━━ Supplied data ━━

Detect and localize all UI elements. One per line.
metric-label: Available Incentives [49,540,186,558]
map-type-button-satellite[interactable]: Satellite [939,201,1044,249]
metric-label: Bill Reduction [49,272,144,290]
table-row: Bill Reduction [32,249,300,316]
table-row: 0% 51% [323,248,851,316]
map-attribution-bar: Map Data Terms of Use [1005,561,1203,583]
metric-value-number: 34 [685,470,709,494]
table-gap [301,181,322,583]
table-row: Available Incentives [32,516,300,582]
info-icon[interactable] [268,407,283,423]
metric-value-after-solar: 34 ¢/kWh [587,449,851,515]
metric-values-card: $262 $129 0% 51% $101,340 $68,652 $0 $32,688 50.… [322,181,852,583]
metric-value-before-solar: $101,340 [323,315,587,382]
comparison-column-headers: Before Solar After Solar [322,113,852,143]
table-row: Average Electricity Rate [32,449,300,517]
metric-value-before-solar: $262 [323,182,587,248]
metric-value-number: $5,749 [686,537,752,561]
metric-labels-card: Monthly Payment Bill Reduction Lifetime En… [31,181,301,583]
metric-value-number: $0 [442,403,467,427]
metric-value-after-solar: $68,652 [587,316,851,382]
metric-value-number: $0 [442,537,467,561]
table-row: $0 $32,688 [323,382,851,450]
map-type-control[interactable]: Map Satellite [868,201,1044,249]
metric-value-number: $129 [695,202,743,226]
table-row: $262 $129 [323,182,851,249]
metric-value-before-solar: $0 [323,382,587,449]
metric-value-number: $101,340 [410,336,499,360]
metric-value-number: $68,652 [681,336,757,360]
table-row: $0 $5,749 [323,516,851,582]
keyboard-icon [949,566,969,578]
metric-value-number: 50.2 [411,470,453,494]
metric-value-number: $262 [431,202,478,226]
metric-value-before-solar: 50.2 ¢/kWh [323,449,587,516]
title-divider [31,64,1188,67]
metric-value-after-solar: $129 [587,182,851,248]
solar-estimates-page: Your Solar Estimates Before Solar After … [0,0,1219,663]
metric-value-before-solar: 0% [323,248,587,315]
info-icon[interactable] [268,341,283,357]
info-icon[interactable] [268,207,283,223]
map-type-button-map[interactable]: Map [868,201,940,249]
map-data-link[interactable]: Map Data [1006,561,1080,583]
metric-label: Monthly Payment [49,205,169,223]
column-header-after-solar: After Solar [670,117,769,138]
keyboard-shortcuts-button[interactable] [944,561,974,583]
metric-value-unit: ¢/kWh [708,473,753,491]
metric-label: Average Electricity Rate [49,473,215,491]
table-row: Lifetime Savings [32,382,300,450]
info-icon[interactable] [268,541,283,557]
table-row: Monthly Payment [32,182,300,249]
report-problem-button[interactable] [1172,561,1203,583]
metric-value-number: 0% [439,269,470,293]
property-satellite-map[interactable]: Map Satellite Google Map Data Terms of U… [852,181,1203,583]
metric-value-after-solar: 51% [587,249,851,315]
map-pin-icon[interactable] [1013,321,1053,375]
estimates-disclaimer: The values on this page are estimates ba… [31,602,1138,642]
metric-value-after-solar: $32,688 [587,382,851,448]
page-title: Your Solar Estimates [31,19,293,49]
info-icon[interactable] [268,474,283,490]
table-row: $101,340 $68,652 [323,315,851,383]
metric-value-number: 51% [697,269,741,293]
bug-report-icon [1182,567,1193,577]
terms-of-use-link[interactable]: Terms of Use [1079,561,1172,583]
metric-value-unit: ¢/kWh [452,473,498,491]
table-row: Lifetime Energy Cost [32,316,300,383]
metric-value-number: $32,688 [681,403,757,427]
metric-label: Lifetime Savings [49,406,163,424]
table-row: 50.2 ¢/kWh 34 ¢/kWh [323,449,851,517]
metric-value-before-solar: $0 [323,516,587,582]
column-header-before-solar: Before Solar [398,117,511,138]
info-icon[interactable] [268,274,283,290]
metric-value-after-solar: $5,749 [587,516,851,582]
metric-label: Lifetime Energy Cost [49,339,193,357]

━━━

Retype every line of the records above without any changes.

Detect and localize all UI elements. One per line.
metric-label: Available Incentives [49,540,186,558]
map-type-button-satellite[interactable]: Satellite [939,201,1044,249]
metric-label: Bill Reduction [49,272,144,290]
table-row: Bill Reduction [32,249,300,316]
table-row: 0% 51% [323,248,851,316]
map-attribution-bar: Map Data Terms of Use [1005,561,1203,583]
metric-value-number: 34 [685,470,709,494]
table-gap [301,181,322,583]
table-row: Available Incentives [32,516,300,582]
info-icon[interactable] [268,407,283,423]
metric-value-after-solar: 34 ¢/kWh [587,449,851,515]
metric-values-card: $262 $129 0% 51% $101,340 $68,652 $0 $32,688 50.… [322,181,852,583]
metric-value-before-solar: $101,340 [323,315,587,382]
comparison-column-headers: Before Solar After Solar [322,113,852,143]
table-row: Average Electricity Rate [32,449,300,517]
metric-value-before-solar: $262 [323,182,587,248]
metric-value-number: $5,749 [686,537,752,561]
metric-labels-card: Monthly Payment Bill Reduction Lifetime En… [31,181,301,583]
metric-value-number: $0 [442,403,467,427]
metric-value-after-solar: $68,652 [587,316,851,382]
metric-value-number: $0 [442,537,467,561]
table-row: $0 $32,688 [323,382,851,450]
map-type-control[interactable]: Map Satellite [868,201,1044,249]
metric-value-number: $129 [695,202,743,226]
table-row: $262 $129 [323,182,851,249]
metric-value-before-solar: $0 [323,382,587,449]
metric-value-number: $101,340 [410,336,499,360]
metric-value-number: $68,652 [681,336,757,360]
table-row: $0 $5,749 [323,516,851,582]
keyboard-icon [949,566,969,578]
metric-value-number: 50.2 [411,470,453,494]
metric-value-number: $262 [431,202,478,226]
metric-value-before-solar: 50.2 ¢/kWh [323,449,587,516]
title-divider [31,64,1188,67]
metric-value-after-solar: $129 [587,182,851,248]
solar-estimates-page: Your Solar Estimates Before Solar After … [0,0,1219,663]
metric-value-before-solar: 0% [323,248,587,315]
info-icon[interactable] [268,341,283,357]
info-icon[interactable] [268,207,283,223]
map-type-button-map[interactable]: Map [868,201,940,249]
map-data-link[interactable]: Map Data [1006,561,1080,583]
metric-label: Monthly Payment [49,205,169,223]
column-header-after-solar: After Solar [670,117,769,138]
keyboard-shortcuts-button[interactable] [944,561,974,583]
metric-value-unit: ¢/kWh [708,473,753,491]
metric-label: Average Electricity Rate [49,473,215,491]
table-row: Lifetime Savings [32,382,300,450]
info-icon[interactable] [268,541,283,557]
table-row: Monthly Payment [32,182,300,249]
report-problem-button[interactable] [1172,561,1203,583]
metric-value-number: 0% [439,269,470,293]
property-satellite-map[interactable]: Map Satellite Google Map Data Terms of U… [852,181,1203,583]
metric-value-after-solar: 51% [587,249,851,315]
map-pin-icon[interactable] [1013,321,1053,375]
estimates-disclaimer: The values on this page are estimates ba… [31,602,1138,642]
metric-value-after-solar: $32,688 [587,382,851,448]
page-title: Your Solar Estimates [31,19,293,49]
info-icon[interactable] [268,474,283,490]
table-row: $101,340 $68,652 [323,315,851,383]
metric-value-number: 51% [697,269,741,293]
bug-report-icon [1182,567,1193,577]
terms-of-use-link[interactable]: Terms of Use [1079,561,1172,583]
metric-value-unit: ¢/kWh [452,473,498,491]
table-row: Lifetime Energy Cost [32,316,300,383]
metric-value-number: $32,688 [681,403,757,427]
metric-label: Lifetime Savings [49,406,163,424]
table-row: 50.2 ¢/kWh 34 ¢/kWh [323,449,851,517]
metric-value-before-solar: $0 [323,516,587,582]
column-header-before-solar: Before Solar [398,117,511,138]
info-icon[interactable] [268,274,283,290]
metric-value-after-solar: $5,749 [587,516,851,582]
metric-label: Lifetime Energy Cost [49,339,193,357]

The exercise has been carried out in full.